#### Records supplied
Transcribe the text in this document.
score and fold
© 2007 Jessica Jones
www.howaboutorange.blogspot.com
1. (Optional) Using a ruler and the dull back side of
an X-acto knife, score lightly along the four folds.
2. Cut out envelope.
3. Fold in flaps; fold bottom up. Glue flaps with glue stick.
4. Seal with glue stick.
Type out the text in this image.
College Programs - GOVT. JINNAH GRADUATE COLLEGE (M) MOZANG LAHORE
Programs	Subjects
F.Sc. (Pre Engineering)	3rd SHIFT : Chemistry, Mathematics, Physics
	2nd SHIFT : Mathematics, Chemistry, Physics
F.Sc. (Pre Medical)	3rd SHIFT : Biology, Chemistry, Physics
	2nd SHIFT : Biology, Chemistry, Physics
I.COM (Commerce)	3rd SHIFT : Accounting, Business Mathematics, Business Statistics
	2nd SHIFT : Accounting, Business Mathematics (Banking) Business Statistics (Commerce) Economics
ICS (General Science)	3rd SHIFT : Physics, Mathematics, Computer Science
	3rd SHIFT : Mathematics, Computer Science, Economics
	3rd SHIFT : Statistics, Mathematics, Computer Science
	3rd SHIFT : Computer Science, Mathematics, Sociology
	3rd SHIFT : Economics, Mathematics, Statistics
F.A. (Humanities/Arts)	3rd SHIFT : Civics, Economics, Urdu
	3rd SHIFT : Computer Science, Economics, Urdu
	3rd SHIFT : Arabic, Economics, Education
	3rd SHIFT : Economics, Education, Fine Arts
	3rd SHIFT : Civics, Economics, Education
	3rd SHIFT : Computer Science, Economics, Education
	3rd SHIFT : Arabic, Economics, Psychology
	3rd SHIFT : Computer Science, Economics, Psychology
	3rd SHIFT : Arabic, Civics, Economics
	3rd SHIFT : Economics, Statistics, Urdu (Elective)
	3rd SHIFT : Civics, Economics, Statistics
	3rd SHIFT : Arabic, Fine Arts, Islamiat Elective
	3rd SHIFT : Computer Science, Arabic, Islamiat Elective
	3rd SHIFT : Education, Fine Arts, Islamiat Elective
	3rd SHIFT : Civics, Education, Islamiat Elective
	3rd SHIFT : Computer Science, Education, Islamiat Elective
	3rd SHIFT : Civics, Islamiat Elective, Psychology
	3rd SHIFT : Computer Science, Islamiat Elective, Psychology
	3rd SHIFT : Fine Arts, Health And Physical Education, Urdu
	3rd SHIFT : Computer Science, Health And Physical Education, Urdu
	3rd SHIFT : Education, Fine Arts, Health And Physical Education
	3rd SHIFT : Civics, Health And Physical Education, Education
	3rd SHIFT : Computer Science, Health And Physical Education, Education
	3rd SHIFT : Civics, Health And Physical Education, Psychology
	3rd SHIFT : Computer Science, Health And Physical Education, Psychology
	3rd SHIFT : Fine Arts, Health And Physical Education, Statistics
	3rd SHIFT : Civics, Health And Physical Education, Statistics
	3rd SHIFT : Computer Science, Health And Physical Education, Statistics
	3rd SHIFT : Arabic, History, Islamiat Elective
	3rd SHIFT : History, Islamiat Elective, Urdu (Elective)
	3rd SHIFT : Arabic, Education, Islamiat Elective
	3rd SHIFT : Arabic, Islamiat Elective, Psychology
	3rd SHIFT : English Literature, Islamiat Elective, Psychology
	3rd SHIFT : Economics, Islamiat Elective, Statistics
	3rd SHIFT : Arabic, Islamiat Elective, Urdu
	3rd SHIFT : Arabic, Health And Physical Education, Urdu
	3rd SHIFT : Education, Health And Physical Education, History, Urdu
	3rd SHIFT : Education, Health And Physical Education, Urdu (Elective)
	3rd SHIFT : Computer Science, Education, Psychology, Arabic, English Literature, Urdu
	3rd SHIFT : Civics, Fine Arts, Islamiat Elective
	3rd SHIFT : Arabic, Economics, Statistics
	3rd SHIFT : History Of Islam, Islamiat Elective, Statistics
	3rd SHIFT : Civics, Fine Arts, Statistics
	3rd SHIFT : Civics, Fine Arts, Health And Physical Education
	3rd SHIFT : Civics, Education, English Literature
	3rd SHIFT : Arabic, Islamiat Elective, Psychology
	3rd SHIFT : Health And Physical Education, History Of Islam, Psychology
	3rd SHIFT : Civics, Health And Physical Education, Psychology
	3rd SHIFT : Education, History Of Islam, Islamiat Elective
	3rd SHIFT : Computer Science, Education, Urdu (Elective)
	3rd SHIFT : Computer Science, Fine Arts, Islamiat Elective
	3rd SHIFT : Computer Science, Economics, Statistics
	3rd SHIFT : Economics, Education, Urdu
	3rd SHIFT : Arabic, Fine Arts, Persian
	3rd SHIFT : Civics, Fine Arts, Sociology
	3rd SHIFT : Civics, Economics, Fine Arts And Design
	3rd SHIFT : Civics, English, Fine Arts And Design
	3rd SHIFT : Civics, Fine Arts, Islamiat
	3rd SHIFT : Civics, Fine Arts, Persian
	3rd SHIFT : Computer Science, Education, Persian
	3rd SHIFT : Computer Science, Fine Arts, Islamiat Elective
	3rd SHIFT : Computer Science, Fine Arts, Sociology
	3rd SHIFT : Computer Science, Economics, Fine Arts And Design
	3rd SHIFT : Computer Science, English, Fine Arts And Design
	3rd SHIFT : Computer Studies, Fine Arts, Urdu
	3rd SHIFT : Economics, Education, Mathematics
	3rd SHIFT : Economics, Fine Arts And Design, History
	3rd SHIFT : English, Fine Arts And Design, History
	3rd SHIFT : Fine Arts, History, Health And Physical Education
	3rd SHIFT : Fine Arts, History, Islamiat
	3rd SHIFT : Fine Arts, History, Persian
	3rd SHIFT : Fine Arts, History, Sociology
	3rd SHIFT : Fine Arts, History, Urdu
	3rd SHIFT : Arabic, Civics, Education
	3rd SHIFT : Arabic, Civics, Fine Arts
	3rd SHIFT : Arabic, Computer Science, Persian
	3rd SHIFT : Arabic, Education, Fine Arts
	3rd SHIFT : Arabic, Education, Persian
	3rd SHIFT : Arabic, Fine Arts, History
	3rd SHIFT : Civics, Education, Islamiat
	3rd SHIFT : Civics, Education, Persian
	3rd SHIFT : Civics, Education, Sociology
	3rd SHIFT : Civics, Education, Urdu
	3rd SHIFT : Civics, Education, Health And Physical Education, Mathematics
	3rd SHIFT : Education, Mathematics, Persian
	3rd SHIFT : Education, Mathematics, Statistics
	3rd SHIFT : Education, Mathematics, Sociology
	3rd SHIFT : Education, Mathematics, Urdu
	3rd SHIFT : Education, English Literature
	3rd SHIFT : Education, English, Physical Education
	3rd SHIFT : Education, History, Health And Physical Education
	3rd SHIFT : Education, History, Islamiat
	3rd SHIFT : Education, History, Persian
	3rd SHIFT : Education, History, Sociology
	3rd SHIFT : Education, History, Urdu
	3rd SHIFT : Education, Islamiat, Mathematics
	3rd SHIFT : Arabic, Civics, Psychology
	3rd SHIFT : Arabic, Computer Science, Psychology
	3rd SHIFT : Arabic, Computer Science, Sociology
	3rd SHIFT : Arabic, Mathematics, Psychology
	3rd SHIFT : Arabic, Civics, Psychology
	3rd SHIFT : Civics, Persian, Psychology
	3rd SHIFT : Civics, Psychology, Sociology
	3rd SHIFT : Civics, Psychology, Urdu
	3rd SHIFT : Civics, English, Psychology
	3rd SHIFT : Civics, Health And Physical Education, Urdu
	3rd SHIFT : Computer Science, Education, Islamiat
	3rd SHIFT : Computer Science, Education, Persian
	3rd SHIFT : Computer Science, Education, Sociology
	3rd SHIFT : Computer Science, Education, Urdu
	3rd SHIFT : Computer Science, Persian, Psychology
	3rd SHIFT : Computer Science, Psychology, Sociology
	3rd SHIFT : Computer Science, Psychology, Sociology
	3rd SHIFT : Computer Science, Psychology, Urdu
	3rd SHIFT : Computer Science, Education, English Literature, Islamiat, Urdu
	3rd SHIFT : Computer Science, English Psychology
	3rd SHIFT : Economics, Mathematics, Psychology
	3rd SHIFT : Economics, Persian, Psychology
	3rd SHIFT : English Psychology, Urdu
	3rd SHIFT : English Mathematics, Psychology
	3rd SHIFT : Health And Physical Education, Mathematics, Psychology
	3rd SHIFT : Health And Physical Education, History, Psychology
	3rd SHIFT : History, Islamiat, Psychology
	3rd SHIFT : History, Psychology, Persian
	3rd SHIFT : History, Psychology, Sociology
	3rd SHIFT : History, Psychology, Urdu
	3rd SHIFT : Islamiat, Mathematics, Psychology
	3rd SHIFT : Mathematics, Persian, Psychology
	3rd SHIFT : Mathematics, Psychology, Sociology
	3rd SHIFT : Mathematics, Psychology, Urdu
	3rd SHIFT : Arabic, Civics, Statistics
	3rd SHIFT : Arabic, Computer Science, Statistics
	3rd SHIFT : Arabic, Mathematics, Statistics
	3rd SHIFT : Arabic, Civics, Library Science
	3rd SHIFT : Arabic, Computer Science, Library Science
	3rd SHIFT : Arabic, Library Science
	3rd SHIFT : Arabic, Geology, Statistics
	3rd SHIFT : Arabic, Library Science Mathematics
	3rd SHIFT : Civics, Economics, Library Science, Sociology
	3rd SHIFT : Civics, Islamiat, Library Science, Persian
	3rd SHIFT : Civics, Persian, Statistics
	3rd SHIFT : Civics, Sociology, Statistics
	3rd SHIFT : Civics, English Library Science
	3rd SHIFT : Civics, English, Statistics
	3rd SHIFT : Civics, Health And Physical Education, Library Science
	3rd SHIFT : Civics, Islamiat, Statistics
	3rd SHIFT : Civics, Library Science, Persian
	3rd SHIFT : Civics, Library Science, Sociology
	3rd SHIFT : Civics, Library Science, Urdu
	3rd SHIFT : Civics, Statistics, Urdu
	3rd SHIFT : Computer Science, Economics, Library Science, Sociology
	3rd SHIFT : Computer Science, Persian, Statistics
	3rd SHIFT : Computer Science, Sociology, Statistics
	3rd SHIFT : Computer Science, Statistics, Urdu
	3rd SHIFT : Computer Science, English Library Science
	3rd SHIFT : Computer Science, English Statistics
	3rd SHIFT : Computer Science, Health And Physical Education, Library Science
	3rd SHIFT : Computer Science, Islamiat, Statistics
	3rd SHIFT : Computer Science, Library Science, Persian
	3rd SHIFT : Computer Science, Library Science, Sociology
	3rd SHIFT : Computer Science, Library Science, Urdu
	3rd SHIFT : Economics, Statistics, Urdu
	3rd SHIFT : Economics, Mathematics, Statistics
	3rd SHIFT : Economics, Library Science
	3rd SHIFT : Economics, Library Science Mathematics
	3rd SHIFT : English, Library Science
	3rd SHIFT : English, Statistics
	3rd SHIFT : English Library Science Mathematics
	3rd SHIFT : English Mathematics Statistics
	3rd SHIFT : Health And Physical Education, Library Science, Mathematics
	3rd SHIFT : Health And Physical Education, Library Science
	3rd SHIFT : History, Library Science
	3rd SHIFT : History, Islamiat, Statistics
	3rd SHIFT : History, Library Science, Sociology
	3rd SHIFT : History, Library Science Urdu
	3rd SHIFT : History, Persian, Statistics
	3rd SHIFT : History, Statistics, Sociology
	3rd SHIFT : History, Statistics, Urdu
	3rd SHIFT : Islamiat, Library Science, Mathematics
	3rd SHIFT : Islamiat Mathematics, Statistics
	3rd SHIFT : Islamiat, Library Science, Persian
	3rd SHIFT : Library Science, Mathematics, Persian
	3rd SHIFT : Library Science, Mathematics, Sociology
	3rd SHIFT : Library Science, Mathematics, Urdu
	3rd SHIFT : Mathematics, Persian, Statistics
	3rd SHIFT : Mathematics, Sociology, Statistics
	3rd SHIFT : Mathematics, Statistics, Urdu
########
## [Written exercise]
Copy down every line of the entries containing the word "Physics".

## [Correct answer]
F.Sc. (Pre Engineering)	3rd SHIFT : Chemistry, Mathematics, Physics
	2nd SHIFT : Mathematics, Chemistry, Physics
F.Sc. (Pre Medical)	3rd SHIFT : Biology, Chemistry, Physics
	2nd SHIFT : Biology, Chemistry, Physics
ICS (General Science)	3rd SHIFT : Physics, Mathematics, Computer Science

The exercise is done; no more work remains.